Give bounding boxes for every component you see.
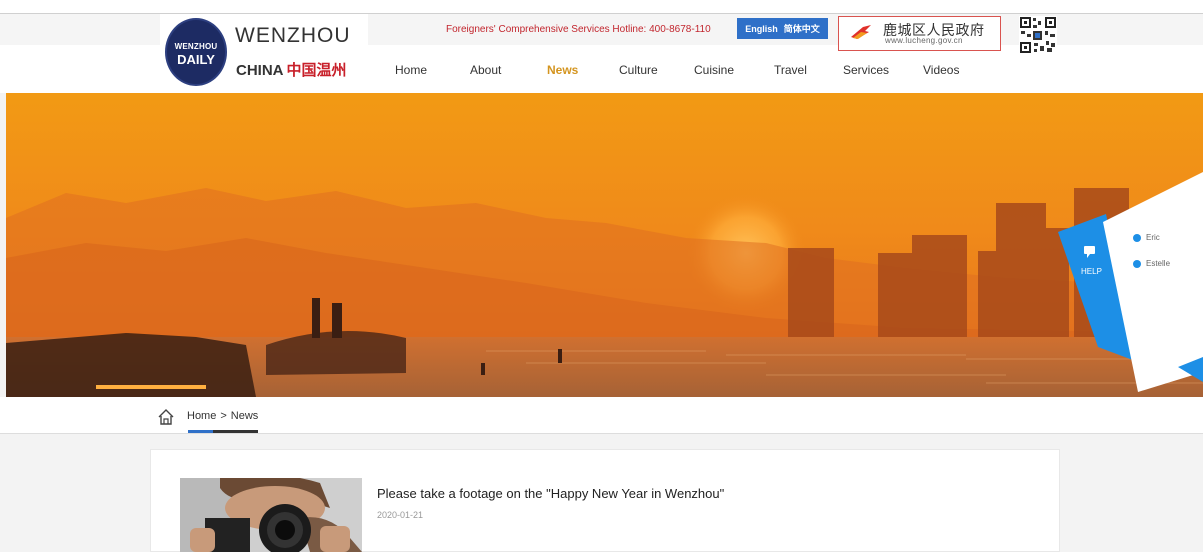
agent-eric[interactable]: Eric: [1133, 233, 1160, 242]
breadcrumb-underline: [213, 430, 258, 433]
logo-line2: DAILY: [177, 52, 215, 67]
qr-code-icon: [1019, 16, 1057, 54]
breadcrumb-separator: >: [220, 410, 227, 422]
agent-dot-icon: [1133, 233, 1141, 242]
breadcrumb-bar: [0, 397, 1203, 434]
breadcrumb-underline-accent: [188, 430, 213, 433]
breadcrumb-current: News: [230, 410, 259, 422]
news-thumbnail[interactable]: [180, 478, 362, 552]
agent-dot-icon: [1133, 259, 1141, 268]
news-date: 2020-01-21: [377, 510, 424, 520]
top-strip: [0, 0, 1203, 14]
brand-cn: 中国温州: [286, 62, 347, 79]
lucheng-gov-link[interactable]: 鹿城区人民政府 www.lucheng.gov.cn: [838, 16, 1001, 51]
gov-url: www.lucheng.gov.cn: [885, 36, 963, 45]
nav-news[interactable]: News: [547, 63, 578, 77]
brand-subtitle: CHINA 中国温州: [236, 59, 347, 80]
brand-china: CHINA: [236, 62, 284, 79]
logo-line1: WENZHOU: [174, 42, 218, 51]
nav-travel[interactable]: Travel: [774, 63, 807, 77]
nav-cuisine[interactable]: Cuisine: [694, 63, 734, 77]
help-widget[interactable]: [1058, 172, 1203, 392]
nav-culture[interactable]: Culture: [619, 63, 658, 77]
sunset-banner-image: [6, 93, 1203, 397]
lang-english-button[interactable]: English: [745, 24, 778, 34]
news-title[interactable]: Please take a footage on the "Happy New …: [377, 486, 724, 501]
home-icon[interactable]: [157, 408, 175, 426]
brand-title: WENZHOU: [235, 24, 351, 47]
breadcrumb: Home > News: [187, 410, 258, 422]
chat-bubble-icon: [1084, 246, 1095, 258]
nav-home[interactable]: Home: [395, 63, 427, 77]
language-switch[interactable]: English 简体中文: [737, 18, 828, 39]
nav-services[interactable]: Services: [843, 63, 889, 77]
agent-name: Estelle: [1146, 259, 1171, 268]
lang-chinese-button[interactable]: 简体中文: [784, 22, 820, 35]
breadcrumb-home[interactable]: Home: [187, 410, 216, 422]
gov-emblem-icon: [851, 25, 871, 39]
agent-estelle[interactable]: Estelle: [1133, 259, 1170, 268]
agent-name: Eric: [1146, 233, 1160, 242]
services-hotline: Foreigners' Comprehensive Services Hotli…: [446, 24, 711, 35]
nav-videos[interactable]: Videos: [923, 63, 959, 77]
wenzhou-daily-logo[interactable]: WENZHOU DAILY: [165, 18, 227, 86]
nav-about[interactable]: About: [470, 63, 501, 77]
help-label[interactable]: HELP: [1081, 267, 1102, 276]
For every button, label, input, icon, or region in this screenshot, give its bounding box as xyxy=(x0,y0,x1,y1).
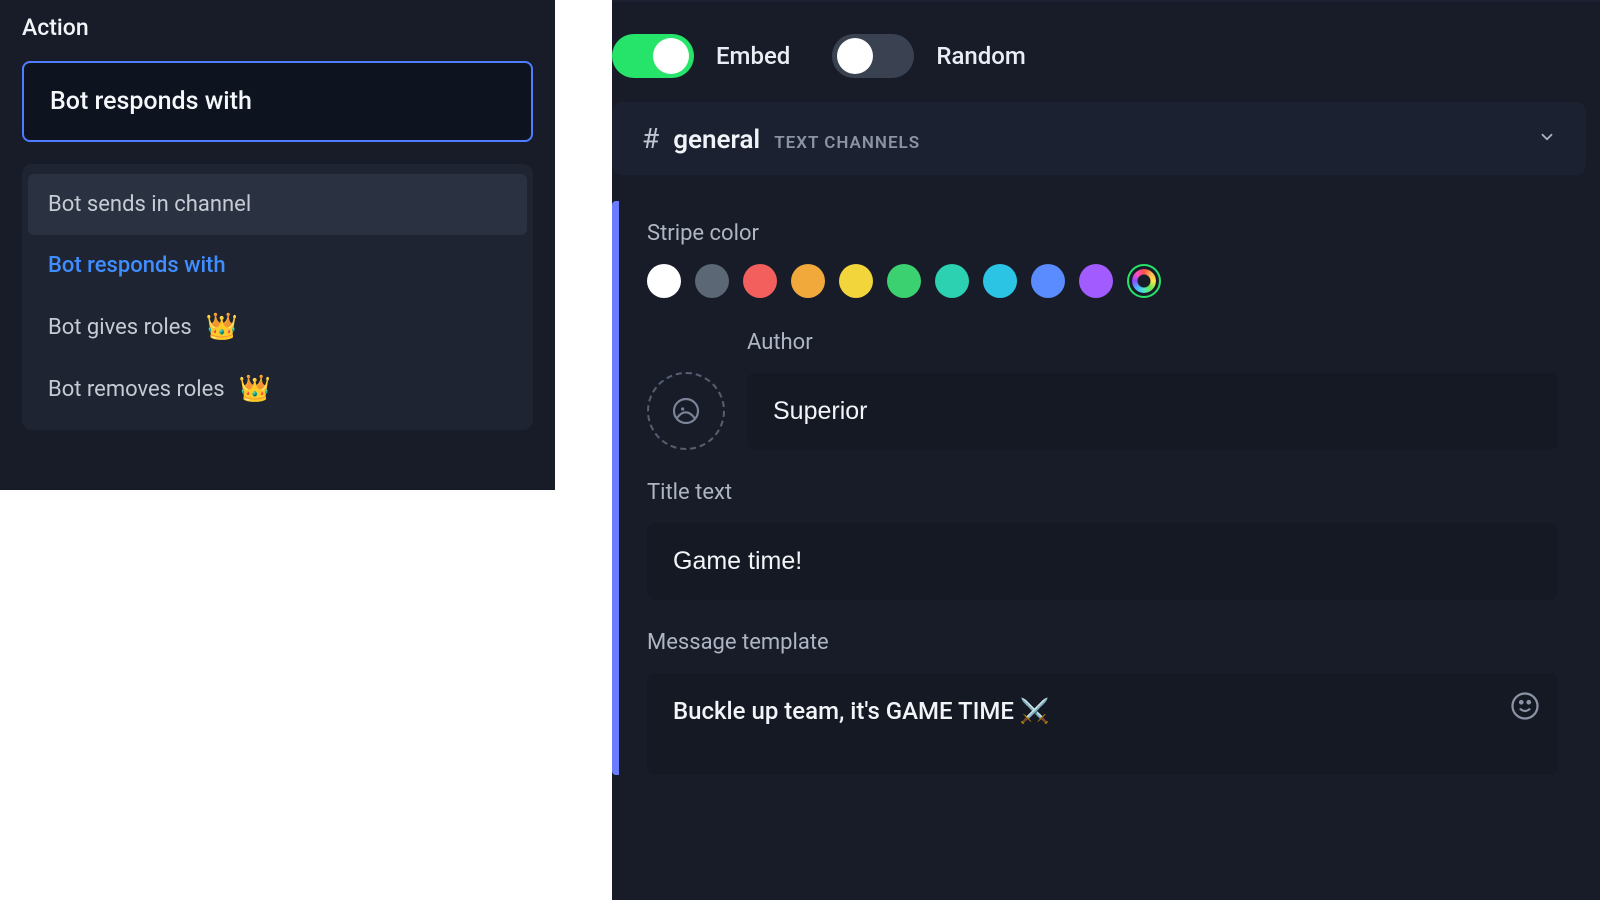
title-label: Title text xyxy=(647,480,1558,505)
action-option-label: Bot sends in channel xyxy=(48,192,251,217)
toggle-knob xyxy=(653,38,689,74)
color-swatch-purple[interactable] xyxy=(1079,264,1113,298)
color-swatch-blue[interactable] xyxy=(1031,264,1065,298)
embed-toggle-group: Embed xyxy=(612,34,790,78)
message-input[interactable]: Buckle up team, it's GAME TIME ⚔️ xyxy=(647,673,1558,775)
embed-toggle-label: Embed xyxy=(716,42,790,70)
toggle-row: Embed Random xyxy=(612,2,1600,102)
message-text: Buckle up team, it's GAME TIME ⚔️ xyxy=(673,697,1498,725)
author-row: Author xyxy=(647,330,1558,450)
hash-icon: # xyxy=(642,122,659,155)
color-swatch-teal[interactable] xyxy=(935,264,969,298)
color-swatch-white[interactable] xyxy=(647,264,681,298)
embed-editor: Stripe color Author Title text xyxy=(612,201,1586,775)
color-swatch-custom[interactable] xyxy=(1127,264,1161,298)
stripe-color-label: Stripe color xyxy=(647,221,1558,246)
author-input[interactable] xyxy=(747,373,1558,450)
embed-config-panel: Embed Random # general TEXT CHANNELS Str… xyxy=(612,0,1600,900)
action-option-label: Bot responds with xyxy=(48,253,226,278)
action-option-sends[interactable]: Bot sends in channel xyxy=(28,174,527,235)
author-label: Author xyxy=(747,330,1558,355)
channel-info: # general TEXT CHANNELS xyxy=(642,122,920,155)
channel-select[interactable]: # general TEXT CHANNELS xyxy=(612,102,1586,175)
action-option-label: Bot removes roles xyxy=(48,377,225,402)
action-dropdown: Bot sends in channel Bot responds with B… xyxy=(22,164,533,430)
action-option-responds[interactable]: Bot responds with xyxy=(22,235,533,296)
emoji-picker-button[interactable] xyxy=(1510,691,1540,721)
message-section: Message template Buckle up team, it's GA… xyxy=(647,630,1558,775)
action-option-gives-roles[interactable]: Bot gives roles 👑 xyxy=(22,296,533,358)
color-swatch-cyan[interactable] xyxy=(983,264,1017,298)
color-swatch-red[interactable] xyxy=(743,264,777,298)
message-label: Message template xyxy=(647,630,1558,655)
author-column: Author xyxy=(747,330,1558,450)
color-swatch-yellow[interactable] xyxy=(839,264,873,298)
crown-icon: 👑 xyxy=(239,376,271,402)
action-section-title: Action xyxy=(22,14,533,41)
embed-toggle[interactable] xyxy=(612,34,694,78)
chevron-down-icon xyxy=(1538,127,1556,151)
toggle-knob xyxy=(837,38,873,74)
action-option-label: Bot gives roles xyxy=(48,315,192,340)
title-input[interactable] xyxy=(647,523,1558,600)
color-swatch-green[interactable] xyxy=(887,264,921,298)
crown-icon: 👑 xyxy=(206,314,238,340)
action-panel: Action Bot responds with Bot sends in ch… xyxy=(0,0,555,490)
random-toggle-label: Random xyxy=(936,42,1025,70)
action-option-removes-roles[interactable]: Bot removes roles 👑 xyxy=(22,358,533,420)
stripe-color-row xyxy=(647,264,1558,298)
channel-caption: TEXT CHANNELS xyxy=(774,133,920,153)
color-swatch-orange[interactable] xyxy=(791,264,825,298)
title-section: Title text xyxy=(647,480,1558,600)
action-select[interactable]: Bot responds with xyxy=(22,61,533,142)
color-swatch-slate[interactable] xyxy=(695,264,729,298)
random-toggle[interactable] xyxy=(832,34,914,78)
author-avatar-upload[interactable] xyxy=(647,372,725,450)
random-toggle-group: Random xyxy=(832,34,1025,78)
channel-name: general xyxy=(673,125,760,155)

——

Work to do
Write out every line of the listing above without changing anything, but leave out the pictures.

Response to this exercise
Give bounding boxes for every component you see.
agent-eric[interactable]: Eric: [1133, 233, 1160, 242]
breadcrumb-underline: [213, 430, 258, 433]
logo-line2: DAILY: [177, 52, 215, 67]
qr-code-icon: [1019, 16, 1057, 54]
breadcrumb-separator: >: [220, 410, 227, 422]
agent-dot-icon: [1133, 233, 1141, 242]
breadcrumb-bar: [0, 397, 1203, 434]
breadcrumb-underline-accent: [188, 430, 213, 433]
breadcrumb-current: News: [230, 410, 259, 422]
news-thumbnail[interactable]: [180, 478, 362, 552]
agent-dot-icon: [1133, 259, 1141, 268]
news-date: 2020-01-21: [377, 510, 424, 520]
top-strip: [0, 0, 1203, 14]
brand-cn: 中国温州: [286, 62, 347, 79]
lucheng-gov-link[interactable]: 鹿城区人民政府 www.lucheng.gov.cn: [838, 16, 1001, 51]
gov-url: www.lucheng.gov.cn: [885, 36, 963, 45]
nav-news[interactable]: News: [547, 63, 578, 77]
brand-subtitle: CHINA 中国温州: [236, 59, 347, 80]
brand-china: CHINA: [236, 62, 284, 79]
logo-line1: WENZHOU: [174, 42, 218, 51]
nav-travel[interactable]: Travel: [774, 63, 807, 77]
nav-cuisine[interactable]: Cuisine: [694, 63, 734, 77]
help-widget[interactable]: [1058, 172, 1203, 392]
nav-culture[interactable]: Culture: [619, 63, 658, 77]
sunset-banner-image: [6, 93, 1203, 397]
lang-english-button[interactable]: English: [745, 24, 778, 34]
news-title[interactable]: Please take a footage on the "Happy New …: [377, 486, 724, 501]
home-icon[interactable]: [157, 408, 175, 426]
brand-title: WENZHOU: [235, 24, 351, 47]
breadcrumb: Home > News: [187, 410, 258, 422]
chat-bubble-icon: [1084, 246, 1095, 258]
nav-home[interactable]: Home: [395, 63, 427, 77]
language-switch[interactable]: English 简体中文: [737, 18, 828, 39]
nav-services[interactable]: Services: [843, 63, 889, 77]
agent-name: Estelle: [1146, 259, 1171, 268]
lang-chinese-button[interactable]: 简体中文: [784, 22, 820, 35]
breadcrumb-home[interactable]: Home: [187, 410, 216, 422]
gov-emblem-icon: [851, 25, 871, 39]
agent-estelle[interactable]: Estelle: [1133, 259, 1170, 268]
agent-name: Eric: [1146, 233, 1160, 242]
services-hotline: Foreigners' Comprehensive Services Hotli…: [446, 24, 711, 35]
nav-videos[interactable]: Videos: [923, 63, 959, 77]
wenzhou-daily-logo[interactable]: WENZHOU DAILY: [165, 18, 227, 86]
nav-about[interactable]: About: [470, 63, 501, 77]
help-label[interactable]: HELP: [1081, 267, 1102, 276]
For every button, label, input, icon, or region in this screenshot, give its bounding box as xyxy=(x0,y0,x1,y1).
title-label: Title text xyxy=(647,480,1558,505)
action-option-label: Bot sends in channel xyxy=(48,192,251,217)
toggle-knob xyxy=(653,38,689,74)
color-swatch-purple[interactable] xyxy=(1079,264,1113,298)
color-swatch-blue[interactable] xyxy=(1031,264,1065,298)
embed-toggle-group: Embed xyxy=(612,34,790,78)
message-input[interactable]: Buckle up team, it's GAME TIME ⚔️ xyxy=(647,673,1558,775)
embed-toggle-label: Embed xyxy=(716,42,790,70)
toggle-row: Embed Random xyxy=(612,2,1600,102)
message-text: Buckle up team, it's GAME TIME ⚔️ xyxy=(673,697,1498,725)
author-row: Author xyxy=(647,330,1558,450)
hash-icon: # xyxy=(642,122,659,155)
color-swatch-teal[interactable] xyxy=(935,264,969,298)
color-swatch-white[interactable] xyxy=(647,264,681,298)
embed-editor: Stripe color Author Title text xyxy=(612,201,1586,775)
color-swatch-custom[interactable] xyxy=(1127,264,1161,298)
stripe-color-label: Stripe color xyxy=(647,221,1558,246)
author-input[interactable] xyxy=(747,373,1558,450)
embed-config-panel: Embed Random # general TEXT CHANNELS Str… xyxy=(612,0,1600,900)
action-option-label: Bot responds with xyxy=(48,253,226,278)
action-option-sends[interactable]: Bot sends in channel xyxy=(28,174,527,235)
author-label: Author xyxy=(747,330,1558,355)
channel-info: # general TEXT CHANNELS xyxy=(642,122,920,155)
channel-select[interactable]: # general TEXT CHANNELS xyxy=(612,102,1586,175)
action-option-label: Bot removes roles xyxy=(48,377,225,402)
action-dropdown: Bot sends in channel Bot responds with B… xyxy=(22,164,533,430)
action-option-responds[interactable]: Bot responds with xyxy=(22,235,533,296)
emoji-picker-button[interactable] xyxy=(1510,691,1540,721)
message-section: Message template Buckle up team, it's GA… xyxy=(647,630,1558,775)
action-option-gives-roles[interactable]: Bot gives roles 👑 xyxy=(22,296,533,358)
color-swatch-cyan[interactable] xyxy=(983,264,1017,298)
color-swatch-red[interactable] xyxy=(743,264,777,298)
message-label: Message template xyxy=(647,630,1558,655)
author-column: Author xyxy=(747,330,1558,450)
color-swatch-yellow[interactable] xyxy=(839,264,873,298)
crown-icon: 👑 xyxy=(239,376,271,402)
action-section-title: Action xyxy=(22,14,533,41)
embed-toggle[interactable] xyxy=(612,34,694,78)
chevron-down-icon xyxy=(1538,127,1556,151)
toggle-knob xyxy=(837,38,873,74)
action-option-label: Bot gives roles xyxy=(48,315,192,340)
title-input[interactable] xyxy=(647,523,1558,600)
color-swatch-green[interactable] xyxy=(887,264,921,298)
crown-icon: 👑 xyxy=(206,314,238,340)
action-panel: Action Bot responds with Bot sends in ch… xyxy=(0,0,555,490)
random-toggle-label: Random xyxy=(936,42,1025,70)
action-option-removes-roles[interactable]: Bot removes roles 👑 xyxy=(22,358,533,420)
stripe-color-row xyxy=(647,264,1558,298)
channel-caption: TEXT CHANNELS xyxy=(774,133,920,153)
color-swatch-orange[interactable] xyxy=(791,264,825,298)
title-section: Title text xyxy=(647,480,1558,600)
action-select[interactable]: Bot responds with xyxy=(22,61,533,142)
color-swatch-slate[interactable] xyxy=(695,264,729,298)
random-toggle[interactable] xyxy=(832,34,914,78)
author-avatar-upload[interactable] xyxy=(647,372,725,450)
random-toggle-group: Random xyxy=(832,34,1025,78)
channel-name: general xyxy=(673,125,760,155)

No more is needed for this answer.